### Instruction
Leave out any picture and return the remaining listing below exactly as given.

------------------------------------------------

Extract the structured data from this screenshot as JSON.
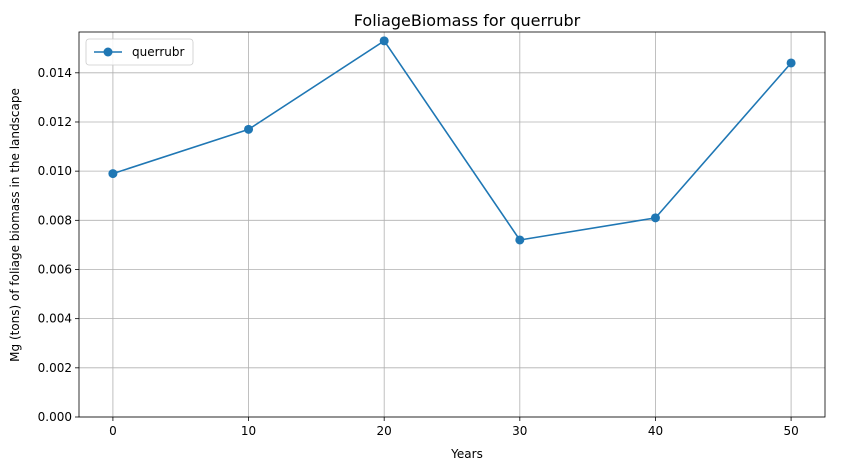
{
  "chart_data": {
    "type": "line",
    "title": "FoliageBiomass for querrubr",
    "xlabel": "Years",
    "ylabel": "Mg (tons) of foliage biomass in the landscape",
    "xlim": [
      -2.5,
      52.5
    ],
    "ylim": [
      0,
      0.01566
    ],
    "xticks": [
      0,
      10,
      20,
      30,
      40,
      50
    ],
    "xtick_labels": [
      "0",
      "10",
      "20",
      "30",
      "40",
      "50"
    ],
    "yticks": [
      0,
      0.002,
      0.004,
      0.006,
      0.008,
      0.01,
      0.012,
      0.014
    ],
    "ytick_labels": [
      "0.000",
      "0.002",
      "0.004",
      "0.006",
      "0.008",
      "0.010",
      "0.012",
      "0.014"
    ],
    "grid": true,
    "legend_position": "top-left",
    "series": [
      {
        "name": "querrubr",
        "color": "#1f77b4",
        "marker": "circle",
        "x": [
          0,
          10,
          20,
          30,
          40,
          50
        ],
        "y": [
          0.0099,
          0.0117,
          0.0153,
          0.0072,
          0.0081,
          0.0144
        ]
      }
    ]
  }
}
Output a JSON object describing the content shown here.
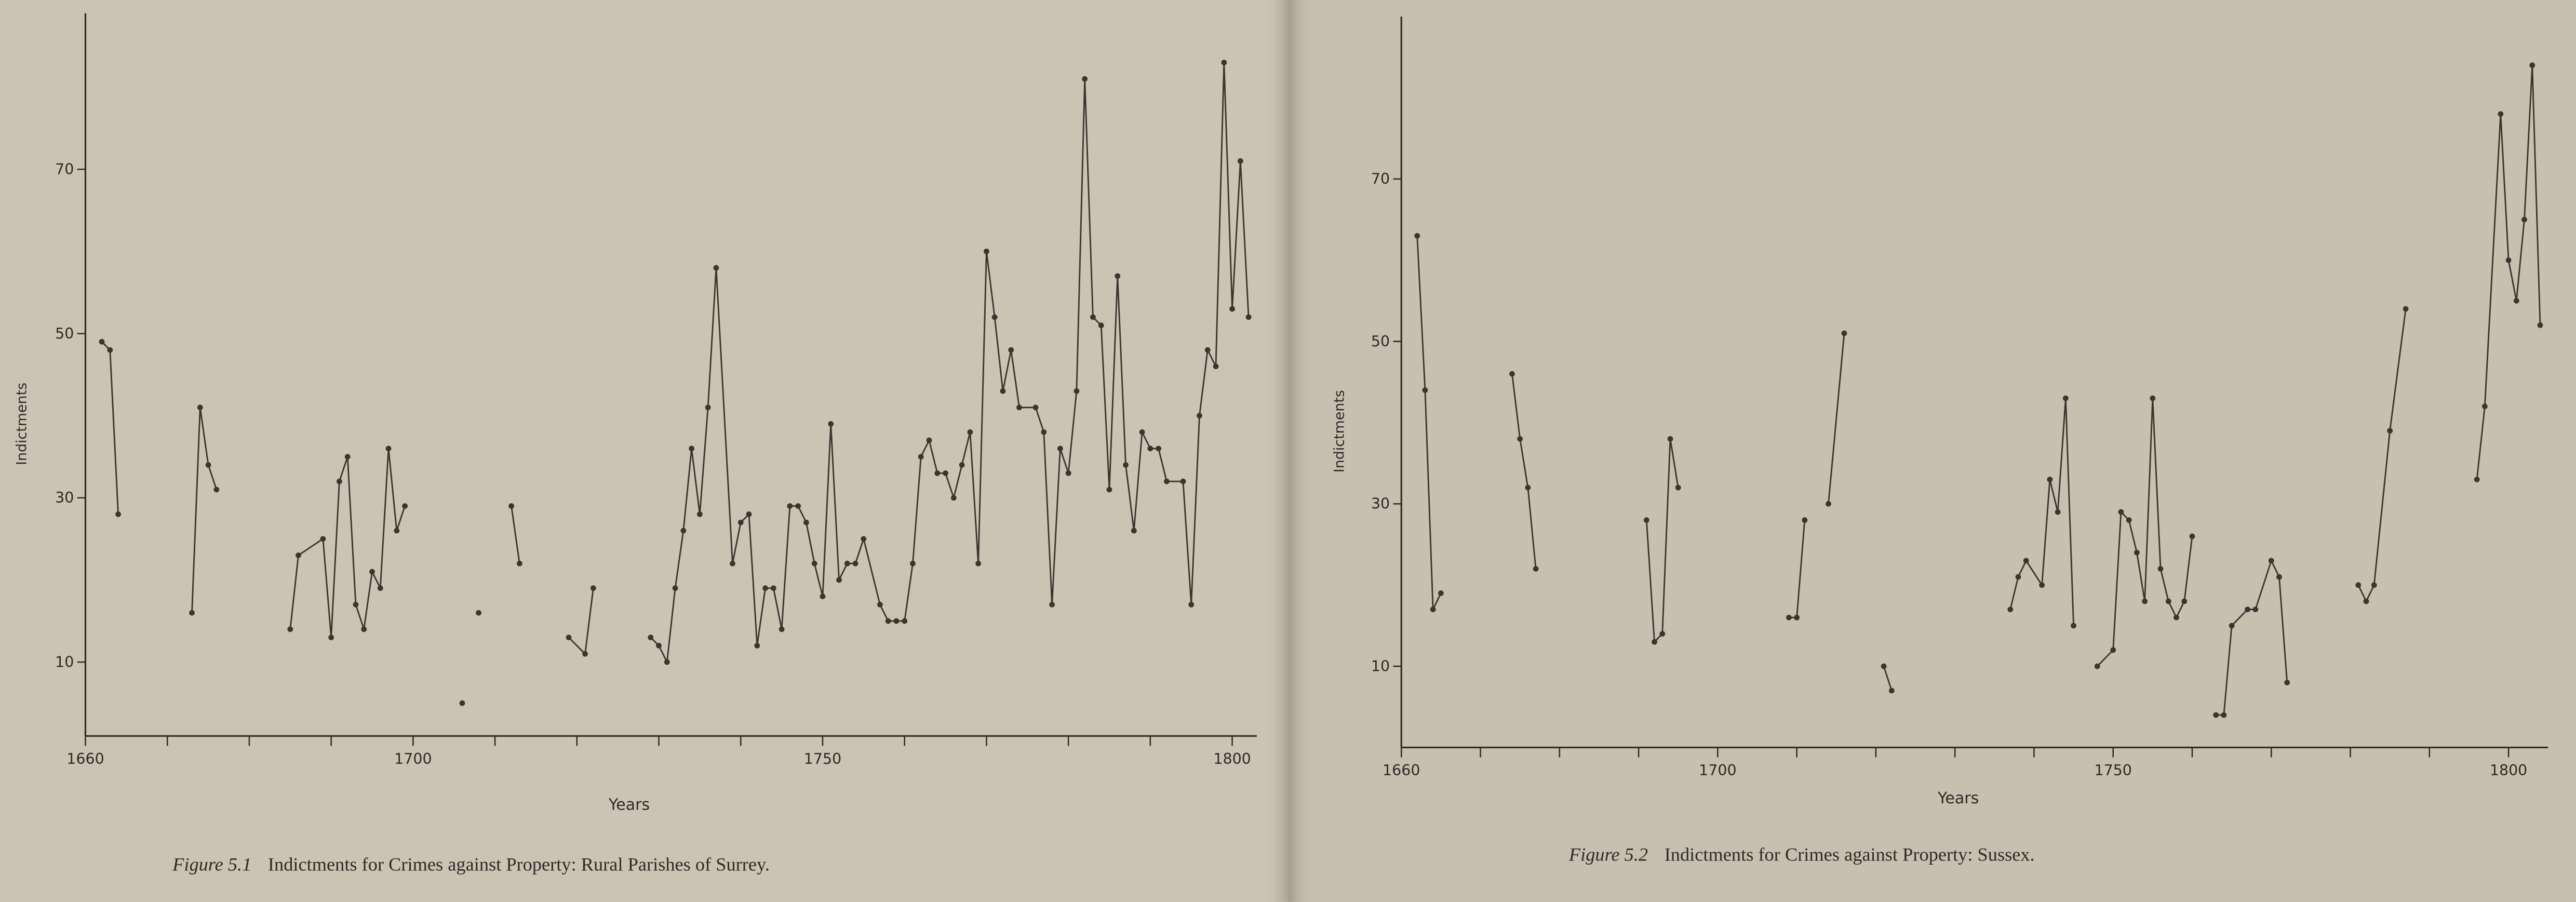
{
  "chart_data": [
    {
      "type": "line",
      "caption_label": "Figure 5.1",
      "caption": "Indictments for Crimes against Property: Rural Parishes of Surrey.",
      "x_label": "Years",
      "y_label": "Indictments",
      "color": "#3b352f",
      "xlim": [
        1660,
        1803
      ],
      "ylim": [
        1,
        89
      ],
      "xticks": [
        1660,
        1700,
        1750,
        1800
      ],
      "minor_xticks": [
        1670,
        1680,
        1690,
        1710,
        1720,
        1730,
        1740,
        1760,
        1770,
        1780,
        1790
      ],
      "yticks": [
        10,
        30,
        50,
        70
      ],
      "x": [
        1662,
        1663,
        1664,
        null,
        1673,
        1674,
        1675,
        1676,
        null,
        1685,
        1686,
        1689,
        1690,
        1691,
        1692,
        1693,
        1694,
        1695,
        1696,
        1697,
        1698,
        1699,
        null,
        1706,
        null,
        1708,
        null,
        1712,
        1713,
        null,
        1719,
        1721,
        1722,
        null,
        1729,
        1730,
        1731,
        1732,
        1733,
        1734,
        1735,
        1736,
        1737,
        1739,
        1740,
        1741,
        1742,
        1743,
        1744,
        1745,
        1746,
        1747,
        1748,
        1749,
        1750,
        1751,
        1752,
        1753,
        1754,
        1755,
        1757,
        1758,
        1759,
        1760,
        1761,
        1762,
        1763,
        1764,
        1765,
        1766,
        1767,
        1768,
        1769,
        1770,
        1771,
        1772,
        1773,
        1774,
        1776,
        1777,
        1778,
        1779,
        1780,
        1781,
        1782,
        1783,
        1784,
        1785,
        1786,
        1787,
        1788,
        1789,
        1790,
        1791,
        1792,
        1794,
        1795,
        1796,
        1797,
        1798,
        1799,
        1800,
        1801,
        1802
      ],
      "values": [
        49,
        48,
        28,
        null,
        16,
        41,
        34,
        31,
        null,
        14,
        23,
        25,
        13,
        32,
        35,
        17,
        14,
        21,
        19,
        36,
        26,
        29,
        null,
        5,
        null,
        16,
        null,
        29,
        22,
        null,
        13,
        11,
        19,
        null,
        13,
        12,
        10,
        19,
        26,
        36,
        28,
        41,
        58,
        22,
        27,
        28,
        12,
        19,
        19,
        14,
        29,
        29,
        27,
        22,
        18,
        39,
        20,
        22,
        22,
        25,
        17,
        15,
        15,
        15,
        22,
        35,
        37,
        33,
        33,
        30,
        34,
        38,
        22,
        60,
        52,
        43,
        48,
        41,
        41,
        38,
        17,
        36,
        33,
        43,
        81,
        52,
        51,
        31,
        57,
        34,
        26,
        38,
        36,
        36,
        32,
        32,
        17,
        40,
        48,
        46,
        83,
        53,
        71,
        52
      ]
    },
    {
      "type": "line",
      "caption_label": "Figure 5.2",
      "caption": "Indictments for Crimes against Property: Sussex.",
      "x_label": "Years",
      "y_label": "Indictments",
      "color": "#3b352f",
      "xlim": [
        1660,
        1805
      ],
      "ylim": [
        0,
        90
      ],
      "xticks": [
        1660,
        1700,
        1750,
        1800
      ],
      "minor_xticks": [
        1670,
        1680,
        1690,
        1710,
        1720,
        1730,
        1740,
        1760,
        1770,
        1780,
        1790
      ],
      "yticks": [
        10,
        30,
        50,
        70
      ],
      "x": [
        1662,
        1663,
        1664,
        1665,
        null,
        1674,
        1675,
        1676,
        1677,
        null,
        1691,
        1692,
        1693,
        1694,
        1695,
        null,
        1709,
        1710,
        1711,
        null,
        1714,
        1716,
        null,
        1721,
        1722,
        null,
        1737,
        1738,
        1739,
        1741,
        1742,
        1743,
        1744,
        1745,
        null,
        1748,
        1750,
        1751,
        1752,
        1753,
        1754,
        1755,
        1756,
        1757,
        1758,
        1759,
        1760,
        null,
        1763,
        1764,
        1765,
        1767,
        1768,
        1770,
        1771,
        1772,
        null,
        1781,
        1782,
        1783,
        1785,
        1787,
        null,
        1796,
        1797,
        1799,
        1800,
        1801,
        1802,
        1803,
        1804
      ],
      "values": [
        63,
        44,
        17,
        19,
        null,
        46,
        38,
        32,
        22,
        null,
        28,
        13,
        14,
        38,
        32,
        null,
        16,
        16,
        28,
        null,
        30,
        51,
        null,
        10,
        7,
        null,
        17,
        21,
        23,
        20,
        33,
        29,
        43,
        15,
        null,
        10,
        12,
        29,
        28,
        24,
        18,
        43,
        22,
        18,
        16,
        18,
        26,
        null,
        4,
        4,
        15,
        17,
        17,
        23,
        21,
        8,
        null,
        20,
        18,
        20,
        39,
        54,
        null,
        33,
        42,
        78,
        60,
        55,
        65,
        84,
        52
      ]
    }
  ]
}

------------------------------------------------

### Exercise response
Extract the structured data from this screenshot as JSON.
{
  "chart_data": {
    "type": "line",
    "title": "FoliageBiomass for querrubr",
    "xlabel": "Years",
    "ylabel": "Mg (tons) of foliage biomass in the landscape",
    "xlim": [
      -2.5,
      52.5
    ],
    "ylim": [
      0,
      0.01566
    ],
    "xticks": [
      0,
      10,
      20,
      30,
      40,
      50
    ],
    "xtick_labels": [
      "0",
      "10",
      "20",
      "30",
      "40",
      "50"
    ],
    "yticks": [
      0,
      0.002,
      0.004,
      0.006,
      0.008,
      0.01,
      0.012,
      0.014
    ],
    "ytick_labels": [
      "0.000",
      "0.002",
      "0.004",
      "0.006",
      "0.008",
      "0.010",
      "0.012",
      "0.014"
    ],
    "grid": true,
    "legend_position": "top-left",
    "series": [
      {
        "name": "querrubr",
        "color": "#1f77b4",
        "marker": "circle",
        "x": [
          0,
          10,
          20,
          30,
          40,
          50
        ],
        "y": [
          0.0099,
          0.0117,
          0.0153,
          0.0072,
          0.0081,
          0.0144
        ]
      }
    ]
  }
}
Output a JSON object describing the content shown here.
{
  "chart_data": [
    {
      "type": "line",
      "caption_label": "Figure 5.1",
      "caption": "Indictments for Crimes against Property: Rural Parishes of Surrey.",
      "x_label": "Years",
      "y_label": "Indictments",
      "color": "#3b352f",
      "xlim": [
        1660,
        1803
      ],
      "ylim": [
        1,
        89
      ],
      "xticks": [
        1660,
        1700,
        1750,
        1800
      ],
      "minor_xticks": [
        1670,
        1680,
        1690,
        1710,
        1720,
        1730,
        1740,
        1760,
        1770,
        1780,
        1790
      ],
      "yticks": [
        10,
        30,
        50,
        70
      ],
      "x": [
        1662,
        1663,
        1664,
        null,
        1673,
        1674,
        1675,
        1676,
        null,
        1685,
        1686,
        1689,
        1690,
        1691,
        1692,
        1693,
        1694,
        1695,
        1696,
        1697,
        1698,
        1699,
        null,
        1706,
        null,
        1708,
        null,
        1712,
        1713,
        null,
        1719,
        1721,
        1722,
        null,
        1729,
        1730,
        1731,
        1732,
        1733,
        1734,
        1735,
        1736,
        1737,
        1739,
        1740,
        1741,
        1742,
        1743,
        1744,
        1745,
        1746,
        1747,
        1748,
        1749,
        1750,
        1751,
        1752,
        1753,
        1754,
        1755,
        1757,
        1758,
        1759,
        1760,
        1761,
        1762,
        1763,
        1764,
        1765,
        1766,
        1767,
        1768,
        1769,
        1770,
        1771,
        1772,
        1773,
        1774,
        1776,
        1777,
        1778,
        1779,
        1780,
        1781,
        1782,
        1783,
        1784,
        1785,
        1786,
        1787,
        1788,
        1789,
        1790,
        1791,
        1792,
        1794,
        1795,
        1796,
        1797,
        1798,
        1799,
        1800,
        1801,
        1802
      ],
      "values": [
        49,
        48,
        28,
        null,
        16,
        41,
        34,
        31,
        null,
        14,
        23,
        25,
        13,
        32,
        35,
        17,
        14,
        21,
        19,
        36,
        26,
        29,
        null,
        5,
        null,
        16,
        null,
        29,
        22,
        null,
        13,
        11,
        19,
        null,
        13,
        12,
        10,
        19,
        26,
        36,
        28,
        41,
        58,
        22,
        27,
        28,
        12,
        19,
        19,
        14,
        29,
        29,
        27,
        22,
        18,
        39,
        20,
        22,
        22,
        25,
        17,
        15,
        15,
        15,
        22,
        35,
        37,
        33,
        33,
        30,
        34,
        38,
        22,
        60,
        52,
        43,
        48,
        41,
        41,
        38,
        17,
        36,
        33,
        43,
        81,
        52,
        51,
        31,
        57,
        34,
        26,
        38,
        36,
        36,
        32,
        32,
        17,
        40,
        48,
        46,
        83,
        53,
        71,
        52
      ]
    },
    {
      "type": "line",
      "caption_label": "Figure 5.2",
      "caption": "Indictments for Crimes against Property: Sussex.",
      "x_label": "Years",
      "y_label": "Indictments",
      "color": "#3b352f",
      "xlim": [
        1660,
        1805
      ],
      "ylim": [
        0,
        90
      ],
      "xticks": [
        1660,
        1700,
        1750,
        1800
      ],
      "minor_xticks": [
        1670,
        1680,
        1690,
        1710,
        1720,
        1730,
        1740,
        1760,
        1770,
        1780,
        1790
      ],
      "yticks": [
        10,
        30,
        50,
        70
      ],
      "x": [
        1662,
        1663,
        1664,
        1665,
        null,
        1674,
        1675,
        1676,
        1677,
        null,
        1691,
        1692,
        1693,
        1694,
        1695,
        null,
        1709,
        1710,
        1711,
        null,
        1714,
        1716,
        null,
        1721,
        1722,
        null,
        1737,
        1738,
        1739,
        1741,
        1742,
        1743,
        1744,
        1745,
        null,
        1748,
        1750,
        1751,
        1752,
        1753,
        1754,
        1755,
        1756,
        1757,
        1758,
        1759,
        1760,
        null,
        1763,
        1764,
        1765,
        1767,
        1768,
        1770,
        1771,
        1772,
        null,
        1781,
        1782,
        1783,
        1785,
        1787,
        null,
        1796,
        1797,
        1799,
        1800,
        1801,
        1802,
        1803,
        1804
      ],
      "values": [
        63,
        44,
        17,
        19,
        null,
        46,
        38,
        32,
        22,
        null,
        28,
        13,
        14,
        38,
        32,
        null,
        16,
        16,
        28,
        null,
        30,
        51,
        null,
        10,
        7,
        null,
        17,
        21,
        23,
        20,
        33,
        29,
        43,
        15,
        null,
        10,
        12,
        29,
        28,
        24,
        18,
        43,
        22,
        18,
        16,
        18,
        26,
        null,
        4,
        4,
        15,
        17,
        17,
        23,
        21,
        8,
        null,
        20,
        18,
        20,
        39,
        54,
        null,
        33,
        42,
        78,
        60,
        55,
        65,
        84,
        52
      ]
    }
  ]
}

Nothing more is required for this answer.